— WRITTEN EXERCISE —
Starting with the line that holds "Type out the text in this image.", repeat each line through the last one below, exactly. Pictures stay out.

(Dataset items)
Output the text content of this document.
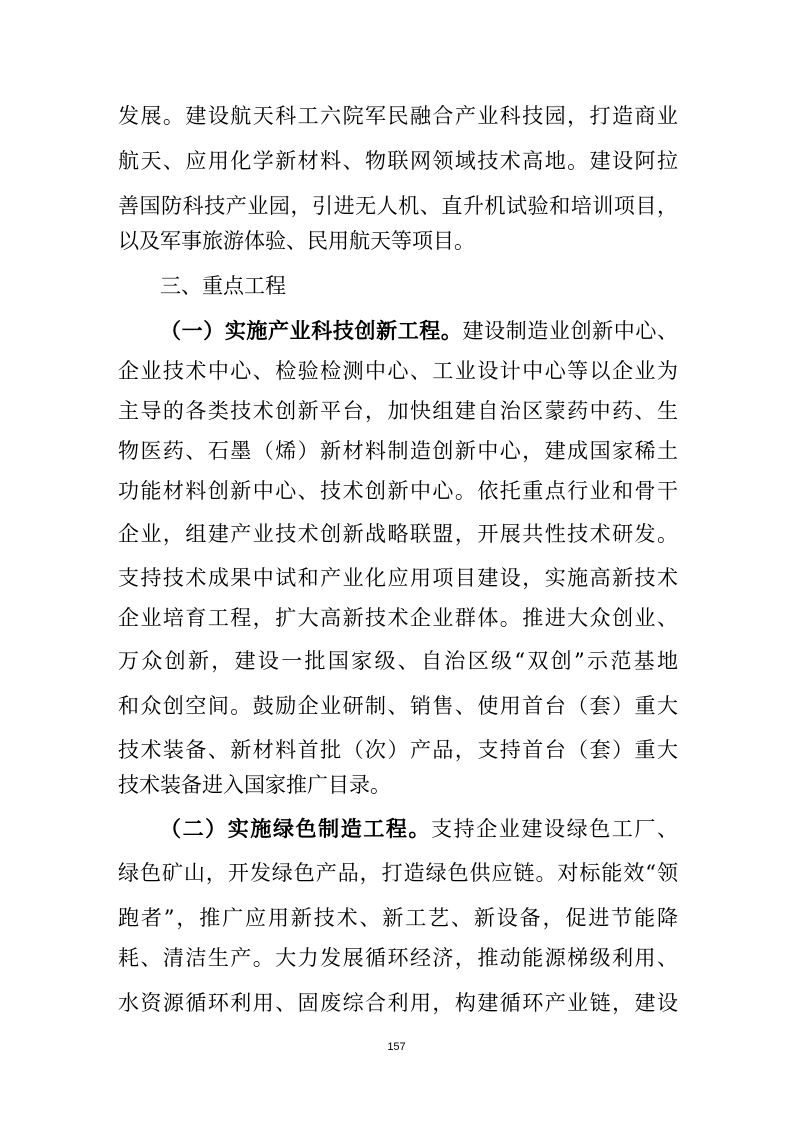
发展。建设航天科工六院军民融合产业科技园，打造商业
航天、应用化学新材料、物联网领域技术高地。建设阿拉
善国防科技产业园，引进无人机、直升机试验和培训项目，
以及军事旅游体验、民用航天等项目。
三、重点工程
（一）实施产业科技创新工程。建设制造业创新中心、
企业技术中心、检验检测中心、工业设计中心等以企业为
主导的各类技术创新平台，加快组建自治区蒙药中药、生
物医药、石墨（烯）新材料制造创新中心，建成国家稀土
功能材料创新中心、技术创新中心。依托重点行业和骨干
企业，组建产业技术创新战略联盟，开展共性技术研发。
支持技术成果中试和产业化应用项目建设，实施高新技术
企业培育工程，扩大高新技术企业群体。推进大众创业、
万众创新，建设一批国家级、自治区级“双创”示范基地
和众创空间。鼓励企业研制、销售、使用首台（套）重大
技术装备、新材料首批（次）产品，支持首台（套）重大
技术装备进入国家推广目录。
（二）实施绿色制造工程。支持企业建设绿色工厂、
绿色矿山，开发绿色产品，打造绿色供应链。对标能效“领
跑者”，推广应用新技术、新工艺、新设备，促进节能降
耗、清洁生产。大力发展循环经济，推动能源梯级利用、
水资源循环利用、固废综合利用，构建循环产业链，建设
157
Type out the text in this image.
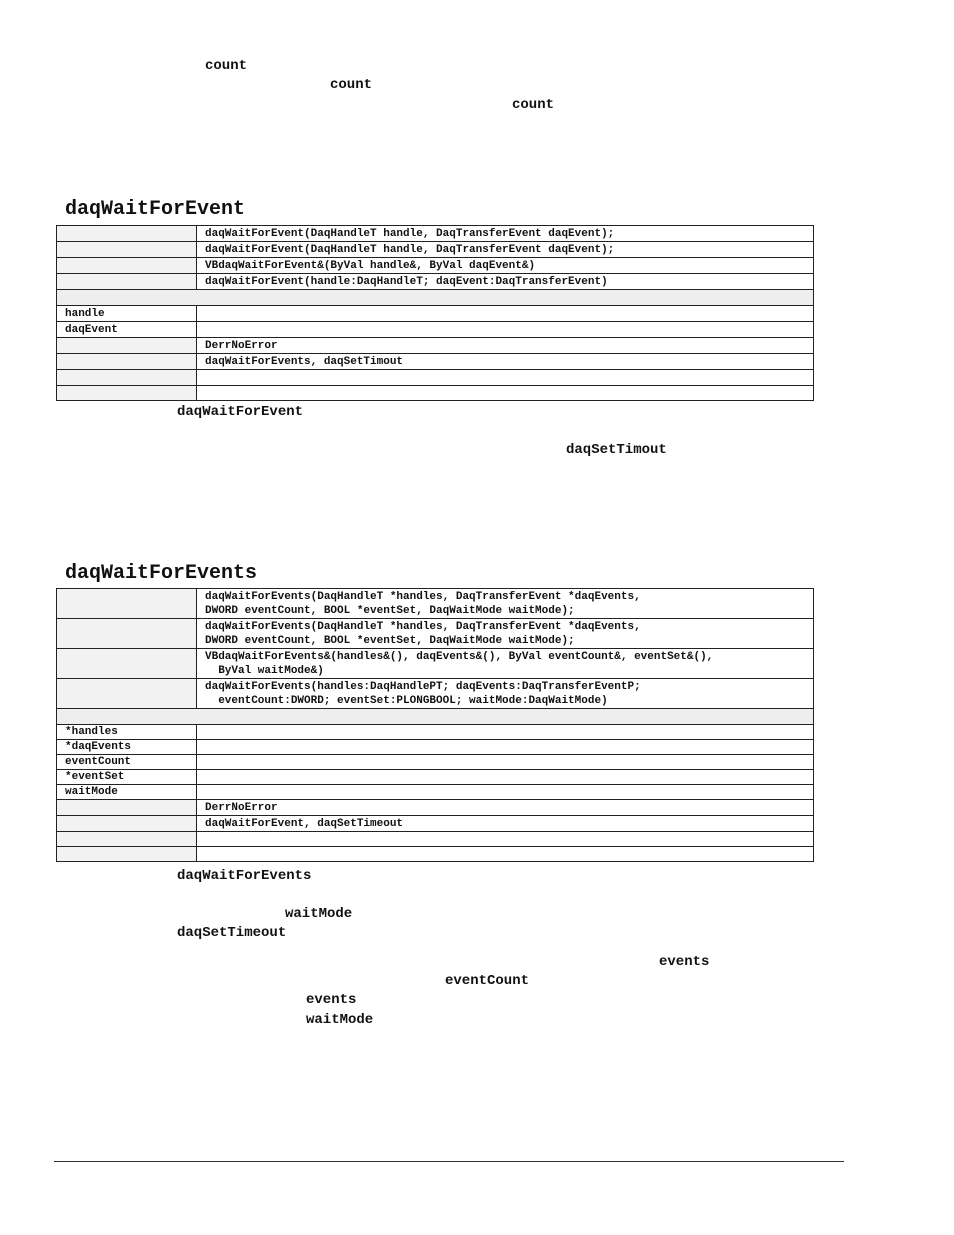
count
count
count
daqWaitForEvent
	daqWaitForEvent(DaqHandleT handle, DaqTransferEvent daqEvent);
	daqWaitForEvent(DaqHandleT handle, DaqTransferEvent daqEvent);
	VBdaqWaitForEvent&(ByVal handle&, ByVal daqEvent&)
	daqWaitForEvent(handle:DaqHandleT; daqEvent:DaqTransferEvent)

handle	
daqEvent	
	DerrNoError
	daqWaitForEvents, daqSetTimout

daqWaitForEvent
daqSetTimout
daqWaitForEvents
	daqWaitForEvents(DaqHandleT *handles, DaqTransferEvent *daqEvents,
DWORD eventCount, BOOL *eventSet, DaqWaitMode waitMode);
	daqWaitForEvents(DaqHandleT *handles, DaqTransferEvent *daqEvents,
DWORD eventCount, BOOL *eventSet, DaqWaitMode waitMode);
	VBdaqWaitForEvents&(handles&(), daqEvents&(), ByVal eventCount&, eventSet&(),
ByVal waitMode&)
	daqWaitForEvents(handles:DaqHandlePT; daqEvents:DaqTransferEventP;
eventCount:DWORD; eventSet:PLONGBOOL; waitMode:DaqWaitMode)

*handles	
*daqEvents	
eventCount	
*eventSet	
waitMode	
	DerrNoError
	daqWaitForEvent, daqSetTimeout

daqWaitForEvents
waitMode
daqSetTimeout
events
eventCount
events
waitMode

— ANSWER TO THIS EXERCISE —
Type out the text in this image.
count
count
count
daqWaitForEvent
	daqWaitForEvent(DaqHandleT handle, DaqTransferEvent daqEvent);
	daqWaitForEvent(DaqHandleT handle, DaqTransferEvent daqEvent);
	VBdaqWaitForEvent&(ByVal handle&, ByVal daqEvent&)
	daqWaitForEvent(handle:DaqHandleT; daqEvent:DaqTransferEvent)

handle	
daqEvent	
	DerrNoError
	daqWaitForEvents, daqSetTimout

daqWaitForEvent
daqSetTimout
daqWaitForEvents
	daqWaitForEvents(DaqHandleT *handles, DaqTransferEvent *daqEvents,
DWORD eventCount, BOOL *eventSet, DaqWaitMode waitMode);
	daqWaitForEvents(DaqHandleT *handles, DaqTransferEvent *daqEvents,
DWORD eventCount, BOOL *eventSet, DaqWaitMode waitMode);
	VBdaqWaitForEvents&(handles&(), daqEvents&(), ByVal eventCount&, eventSet&(),
ByVal waitMode&)
	daqWaitForEvents(handles:DaqHandlePT; daqEvents:DaqTransferEventP;
eventCount:DWORD; eventSet:PLONGBOOL; waitMode:DaqWaitMode)

*handles	
*daqEvents	
eventCount	
*eventSet	
waitMode	
	DerrNoError
	daqWaitForEvent, daqSetTimeout

daqWaitForEvents
waitMode
daqSetTimeout
events
eventCount
events
waitMode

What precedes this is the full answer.